### Your goal
Below is a set of records. Repeat all of them exactly.

------------------------

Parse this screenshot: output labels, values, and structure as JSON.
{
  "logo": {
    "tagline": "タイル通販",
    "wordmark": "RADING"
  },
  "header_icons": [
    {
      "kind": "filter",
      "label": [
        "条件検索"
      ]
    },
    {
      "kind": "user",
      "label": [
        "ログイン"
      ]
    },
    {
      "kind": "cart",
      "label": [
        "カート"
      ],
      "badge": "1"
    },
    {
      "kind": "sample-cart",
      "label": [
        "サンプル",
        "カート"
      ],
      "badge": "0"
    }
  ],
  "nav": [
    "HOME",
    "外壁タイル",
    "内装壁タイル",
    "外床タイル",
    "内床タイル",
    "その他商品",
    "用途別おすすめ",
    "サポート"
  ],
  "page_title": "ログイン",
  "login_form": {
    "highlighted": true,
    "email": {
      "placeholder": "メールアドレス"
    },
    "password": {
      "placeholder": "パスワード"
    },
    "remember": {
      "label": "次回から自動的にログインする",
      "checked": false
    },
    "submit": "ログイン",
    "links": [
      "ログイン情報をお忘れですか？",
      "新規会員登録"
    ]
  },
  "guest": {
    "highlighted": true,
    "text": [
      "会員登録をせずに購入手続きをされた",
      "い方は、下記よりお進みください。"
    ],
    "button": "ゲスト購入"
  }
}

------------------------

### Answer for this exercise
Parse this screenshot: output labels, values, and structure as JSON.
{
  "logo": {
    "tagline": "タイル通販",
    "wordmark": "RADING"
  },
  "header_icons": [
    {
      "kind": "filter",
      "label": [
        "条件検索"
      ]
    },
    {
      "kind": "user",
      "label": [
        "ログイン"
      ]
    },
    {
      "kind": "cart",
      "label": [
        "カート"
      ],
      "badge": "1"
    },
    {
      "kind": "sample-cart",
      "label": [
        "サンプル",
        "カート"
      ],
      "badge": "0"
    }
  ],
  "nav": [
    "HOME",
    "外壁タイル",
    "内装壁タイル",
    "外床タイル",
    "内床タイル",
    "その他商品",
    "用途別おすすめ",
    "サポート"
  ],
  "page_title": "ログイン",
  "login_form": {
    "highlighted": true,
    "email": {
      "placeholder": "メールアドレス"
    },
    "password": {
      "placeholder": "パスワード"
    },
    "remember": {
      "label": "次回から自動的にログインする",
      "checked": false
    },
    "submit": "ログイン",
    "links": [
      "ログイン情報をお忘れですか？",
      "新規会員登録"
    ]
  },
  "guest": {
    "highlighted": true,
    "text": [
      "会員登録をせずに購入手続きをされた",
      "い方は、下記よりお進みください。"
    ],
    "button": "ゲスト購入"
  }
}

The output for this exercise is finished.